» Extrait choisi
┌────────
Francine Ouédraogo Bonnot et Aude Kaboré. Photo DR

Francine Ouédraogo Bonnot et Aude Kaboré. Photo DR

En mars dernier, le Makeda fêtait sa première année d’existence. 124 concerts, des semaines de 60 heures, Aude Kaboré et Francine Ouedraogo Bonnot étaient prêtes à repartir pour offrir de nouvelles heures de musique après les décennies déjà couvertes sous l’ancien nom du Poste à Galène. “C’est là où j’ai vu mon premier concert, à 16 ans, avec ma mère”, se remémore Francine Ouedraogo Bonnot. Mais la date anniversaire de la nouvelle salle de la rue Ferrari (5e) a coïncidé avec le premier confinement. Depuis, plus rien, ou presque. Les salles de concert ne sont évoquées dans aucune communication gouvernementale ou présidentielle. La seule perspective envoie à mars 2021, sans certitude de retour à la normalité.

Comment ça va Francine Ouedraogo Bonnot ?

Du point de vue financier, cela reste super fragile même si nous avons reçu des aides. Nous avons fait un prêt garanti par l’État qui correspond à 20% de notre chiffre d’affaires prévisionnel mais il faudra le rembourser. Et on continue de payer nos charges comme le loyer, une partie des salaires, les frais de location de matériel et la part patronale du chômage partiel de nos employés. Nous avons également reçu une aide du centre national de la chanson de variété et du jazz (CNV) mais c’est difficile d’avoir une perspective sur les prochains mois. Le CNV propose de compléter les recettes de billetterie avec une aide pour compenser le manque à gagner quand nous avons dû passer d’une jauge debout à une jauge assise après le premier confinement. Pour l’Espace Julien, cela signifie passer de 1000 personnes debout à 300 assises. C’est économiquement jouable. Mais pour le Makeda, on tombe à 50 places. Ce n’est pas gérable si on compte six à huit employés présents sur place, plus deux personnes qui effectuent un travail administratif. On avait commencé à travailler sur cette transition, avec en plus une offre en streaming et le second confinement nous est tombé dessus.

Est-ce possible de passer du spectacle vivant à une offre en streaming ?
└────────
» Données fournies
┌────────
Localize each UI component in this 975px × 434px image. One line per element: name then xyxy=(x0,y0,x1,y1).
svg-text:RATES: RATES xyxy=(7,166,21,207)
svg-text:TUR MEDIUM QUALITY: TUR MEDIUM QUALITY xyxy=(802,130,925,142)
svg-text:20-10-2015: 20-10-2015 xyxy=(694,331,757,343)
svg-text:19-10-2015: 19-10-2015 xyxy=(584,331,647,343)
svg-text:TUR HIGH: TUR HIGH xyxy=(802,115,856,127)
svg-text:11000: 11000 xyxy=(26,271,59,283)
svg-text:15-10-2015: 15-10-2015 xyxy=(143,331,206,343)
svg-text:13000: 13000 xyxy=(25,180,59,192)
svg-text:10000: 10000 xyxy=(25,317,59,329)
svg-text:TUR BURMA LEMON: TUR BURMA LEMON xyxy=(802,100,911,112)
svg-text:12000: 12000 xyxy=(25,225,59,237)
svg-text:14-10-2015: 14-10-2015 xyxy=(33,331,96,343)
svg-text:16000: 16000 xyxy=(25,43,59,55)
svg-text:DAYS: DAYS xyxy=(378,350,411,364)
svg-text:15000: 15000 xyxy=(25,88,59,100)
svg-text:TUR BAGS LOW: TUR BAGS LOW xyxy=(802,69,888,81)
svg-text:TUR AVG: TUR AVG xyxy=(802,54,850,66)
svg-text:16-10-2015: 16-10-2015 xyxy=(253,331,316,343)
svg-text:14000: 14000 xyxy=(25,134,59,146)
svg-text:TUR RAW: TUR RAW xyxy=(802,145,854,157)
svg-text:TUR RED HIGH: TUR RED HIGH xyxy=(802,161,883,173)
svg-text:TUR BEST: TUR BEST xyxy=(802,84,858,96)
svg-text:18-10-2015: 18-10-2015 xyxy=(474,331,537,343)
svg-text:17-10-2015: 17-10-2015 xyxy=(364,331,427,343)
└────────
» Exercices à faire
1/ Répondez à ces questions d'après l'extrait sur le Makeda :
(a) Combien de concerts le Makeda a-t-il donnés pendant sa première année ?
(b) Sous quel ancien nom la salle était-elle connue ?
(c) À combien de places la jauge assise réduit-elle le Makeda ?
2/ Rédigez la suite de l'extrait sur le Makeda à partir de la dernière phrase.

» Liste des réponses
1/
(a) 124 concerts.
(b) Le Poste à Galène.
(c) 50 places.

2/
Le problème est qu’un quart à un tiers du budget part dans le streaming qui vient s’ajouter aux paiements des artistes, des ingénieurs son et lumière et des barmen. Mais si je produis un concert d’Ayo, je ne peux pas le faire payer 25 euros en streaming, ça sera cinq ou six euros, un tarif de soutien. Et on sait que si un spectateur décide de suivre ce concert avec ses amis, il paiera une seule fois. Il y a quelques mois, le président Emmanuel Macron a dit que la culture devait se réinventer. Quand j’entends ça, j’entends qu’il va falloir encore une fois bricoler. Mais on le fait tout le temps ! Les artistes, les producteurs, les diffuseurs passent leur temps à bricoler avec des bouts de ficelle. Et vraiment on en a marre de faire ça. J’ai l’impression d’entendre mon père me conseiller de faire Sciences po plutôt que de travailler dans la culture.

Qu’avez-vous comme perspective à court terme  ?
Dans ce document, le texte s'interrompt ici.